* **Task to complete**:
Filter the entries below, keeping only lines with the word "서울산보람병원".

::::

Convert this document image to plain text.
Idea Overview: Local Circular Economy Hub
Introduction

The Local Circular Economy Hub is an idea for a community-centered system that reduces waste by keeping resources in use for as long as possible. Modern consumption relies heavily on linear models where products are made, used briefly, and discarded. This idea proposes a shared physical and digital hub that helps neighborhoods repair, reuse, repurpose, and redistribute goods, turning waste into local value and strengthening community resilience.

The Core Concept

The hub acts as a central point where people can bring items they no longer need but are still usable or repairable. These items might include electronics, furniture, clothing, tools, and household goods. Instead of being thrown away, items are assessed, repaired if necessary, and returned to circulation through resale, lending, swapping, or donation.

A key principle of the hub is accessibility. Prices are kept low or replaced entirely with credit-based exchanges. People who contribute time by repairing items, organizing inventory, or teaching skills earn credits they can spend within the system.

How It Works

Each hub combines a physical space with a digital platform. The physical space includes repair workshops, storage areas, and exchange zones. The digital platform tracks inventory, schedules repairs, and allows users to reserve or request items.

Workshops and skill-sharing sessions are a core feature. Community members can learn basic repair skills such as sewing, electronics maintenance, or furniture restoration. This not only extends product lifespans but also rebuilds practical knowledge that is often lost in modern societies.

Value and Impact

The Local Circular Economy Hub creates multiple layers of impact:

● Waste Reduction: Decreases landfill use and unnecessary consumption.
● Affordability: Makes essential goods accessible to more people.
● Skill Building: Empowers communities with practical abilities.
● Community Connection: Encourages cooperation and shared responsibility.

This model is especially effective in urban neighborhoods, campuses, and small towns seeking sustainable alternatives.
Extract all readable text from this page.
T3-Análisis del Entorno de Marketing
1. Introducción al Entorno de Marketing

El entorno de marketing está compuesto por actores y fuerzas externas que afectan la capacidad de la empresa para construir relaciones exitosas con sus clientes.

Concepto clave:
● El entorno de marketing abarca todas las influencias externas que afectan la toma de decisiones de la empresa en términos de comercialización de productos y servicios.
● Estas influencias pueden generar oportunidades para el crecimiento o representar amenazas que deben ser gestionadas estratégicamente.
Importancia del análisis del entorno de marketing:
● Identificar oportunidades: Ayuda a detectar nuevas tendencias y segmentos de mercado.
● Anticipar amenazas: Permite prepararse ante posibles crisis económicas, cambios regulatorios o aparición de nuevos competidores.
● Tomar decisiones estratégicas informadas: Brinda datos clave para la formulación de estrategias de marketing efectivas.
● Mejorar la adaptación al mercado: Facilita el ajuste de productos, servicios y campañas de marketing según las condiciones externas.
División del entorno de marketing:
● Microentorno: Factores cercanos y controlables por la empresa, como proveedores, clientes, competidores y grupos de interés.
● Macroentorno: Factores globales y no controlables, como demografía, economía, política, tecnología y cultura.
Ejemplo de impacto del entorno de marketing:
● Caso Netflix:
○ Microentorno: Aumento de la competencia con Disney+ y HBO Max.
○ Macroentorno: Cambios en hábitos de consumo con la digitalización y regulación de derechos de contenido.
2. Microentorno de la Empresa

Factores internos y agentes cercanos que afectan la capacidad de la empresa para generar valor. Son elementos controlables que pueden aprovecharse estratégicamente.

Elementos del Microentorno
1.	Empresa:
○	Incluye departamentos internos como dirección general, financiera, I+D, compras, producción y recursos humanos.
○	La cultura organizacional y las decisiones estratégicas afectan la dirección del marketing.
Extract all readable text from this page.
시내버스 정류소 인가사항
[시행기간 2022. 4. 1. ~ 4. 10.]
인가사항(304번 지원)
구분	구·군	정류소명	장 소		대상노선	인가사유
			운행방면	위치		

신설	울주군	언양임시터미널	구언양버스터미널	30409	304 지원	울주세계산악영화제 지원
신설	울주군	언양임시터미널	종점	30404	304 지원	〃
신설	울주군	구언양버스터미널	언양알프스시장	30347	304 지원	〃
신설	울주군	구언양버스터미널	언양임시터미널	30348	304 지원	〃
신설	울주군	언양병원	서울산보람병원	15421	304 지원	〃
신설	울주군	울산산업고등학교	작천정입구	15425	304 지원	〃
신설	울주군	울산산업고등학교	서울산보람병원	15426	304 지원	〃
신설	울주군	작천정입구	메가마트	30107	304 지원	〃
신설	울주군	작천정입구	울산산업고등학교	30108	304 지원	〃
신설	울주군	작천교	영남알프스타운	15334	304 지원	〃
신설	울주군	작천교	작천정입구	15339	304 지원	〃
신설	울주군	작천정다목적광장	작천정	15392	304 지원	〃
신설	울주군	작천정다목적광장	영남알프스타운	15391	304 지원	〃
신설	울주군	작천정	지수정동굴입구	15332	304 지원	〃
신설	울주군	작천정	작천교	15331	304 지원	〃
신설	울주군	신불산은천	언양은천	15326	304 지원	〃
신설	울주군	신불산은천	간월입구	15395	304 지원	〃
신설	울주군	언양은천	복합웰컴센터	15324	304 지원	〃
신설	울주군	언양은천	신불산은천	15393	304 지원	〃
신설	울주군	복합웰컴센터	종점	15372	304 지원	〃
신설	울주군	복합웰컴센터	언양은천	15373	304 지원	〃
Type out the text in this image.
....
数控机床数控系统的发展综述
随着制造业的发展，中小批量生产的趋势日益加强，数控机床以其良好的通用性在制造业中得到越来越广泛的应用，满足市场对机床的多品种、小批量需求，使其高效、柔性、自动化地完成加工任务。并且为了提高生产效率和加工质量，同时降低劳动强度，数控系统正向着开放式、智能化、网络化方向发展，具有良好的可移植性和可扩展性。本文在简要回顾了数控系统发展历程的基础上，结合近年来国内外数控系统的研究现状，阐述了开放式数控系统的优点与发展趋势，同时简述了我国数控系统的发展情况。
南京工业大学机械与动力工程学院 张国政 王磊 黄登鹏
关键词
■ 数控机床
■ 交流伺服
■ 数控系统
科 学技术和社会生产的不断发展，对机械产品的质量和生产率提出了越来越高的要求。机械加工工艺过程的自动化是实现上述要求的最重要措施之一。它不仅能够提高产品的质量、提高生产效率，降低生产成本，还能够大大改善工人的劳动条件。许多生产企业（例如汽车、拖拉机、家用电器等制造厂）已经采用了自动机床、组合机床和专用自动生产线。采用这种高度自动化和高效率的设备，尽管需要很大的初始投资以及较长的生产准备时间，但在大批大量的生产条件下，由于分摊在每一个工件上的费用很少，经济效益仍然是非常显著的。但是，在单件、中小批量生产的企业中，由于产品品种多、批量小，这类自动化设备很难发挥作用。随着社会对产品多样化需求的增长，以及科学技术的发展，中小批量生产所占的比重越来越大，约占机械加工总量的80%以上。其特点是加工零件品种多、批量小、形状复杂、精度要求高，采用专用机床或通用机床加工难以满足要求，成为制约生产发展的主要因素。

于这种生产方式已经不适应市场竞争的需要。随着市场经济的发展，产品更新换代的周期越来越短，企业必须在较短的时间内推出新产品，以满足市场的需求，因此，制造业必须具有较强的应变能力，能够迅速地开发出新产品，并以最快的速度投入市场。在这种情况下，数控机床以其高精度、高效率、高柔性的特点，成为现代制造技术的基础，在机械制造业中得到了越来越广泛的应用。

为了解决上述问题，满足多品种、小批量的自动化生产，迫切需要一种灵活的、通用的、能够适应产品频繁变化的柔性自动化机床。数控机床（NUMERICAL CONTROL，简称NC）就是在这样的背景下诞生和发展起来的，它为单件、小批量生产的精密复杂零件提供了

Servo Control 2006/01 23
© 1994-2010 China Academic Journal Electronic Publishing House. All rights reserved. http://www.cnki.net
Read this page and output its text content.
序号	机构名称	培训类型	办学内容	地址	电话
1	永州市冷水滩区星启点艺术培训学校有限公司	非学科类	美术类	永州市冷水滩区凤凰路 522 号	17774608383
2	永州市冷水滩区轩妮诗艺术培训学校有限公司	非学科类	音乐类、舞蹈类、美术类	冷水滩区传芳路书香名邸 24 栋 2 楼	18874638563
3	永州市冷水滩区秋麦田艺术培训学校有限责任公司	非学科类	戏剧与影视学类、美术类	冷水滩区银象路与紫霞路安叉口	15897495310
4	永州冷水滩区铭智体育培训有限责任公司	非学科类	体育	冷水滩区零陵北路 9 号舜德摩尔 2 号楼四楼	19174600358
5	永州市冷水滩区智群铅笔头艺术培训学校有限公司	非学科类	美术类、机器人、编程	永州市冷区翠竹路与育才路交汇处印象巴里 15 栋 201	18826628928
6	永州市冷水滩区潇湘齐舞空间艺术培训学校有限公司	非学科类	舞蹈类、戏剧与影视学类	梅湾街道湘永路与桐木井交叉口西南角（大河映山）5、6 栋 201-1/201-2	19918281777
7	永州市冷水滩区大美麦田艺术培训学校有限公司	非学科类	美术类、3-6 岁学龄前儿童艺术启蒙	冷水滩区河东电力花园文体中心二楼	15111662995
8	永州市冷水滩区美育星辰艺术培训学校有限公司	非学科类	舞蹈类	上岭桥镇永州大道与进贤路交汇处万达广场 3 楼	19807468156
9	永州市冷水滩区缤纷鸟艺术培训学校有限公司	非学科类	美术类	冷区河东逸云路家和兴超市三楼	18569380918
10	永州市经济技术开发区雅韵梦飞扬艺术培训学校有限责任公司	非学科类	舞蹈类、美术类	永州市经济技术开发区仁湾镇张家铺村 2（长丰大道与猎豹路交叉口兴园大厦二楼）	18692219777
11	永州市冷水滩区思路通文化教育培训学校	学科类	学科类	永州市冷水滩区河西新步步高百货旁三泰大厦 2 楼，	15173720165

::::

* **Answer to the exercise**:
신설	울주군	언양병원	서울산보람병원	15421	304 지원	〃
신설	울주군	울산산업고등학교	서울산보람병원	15426	304 지원	〃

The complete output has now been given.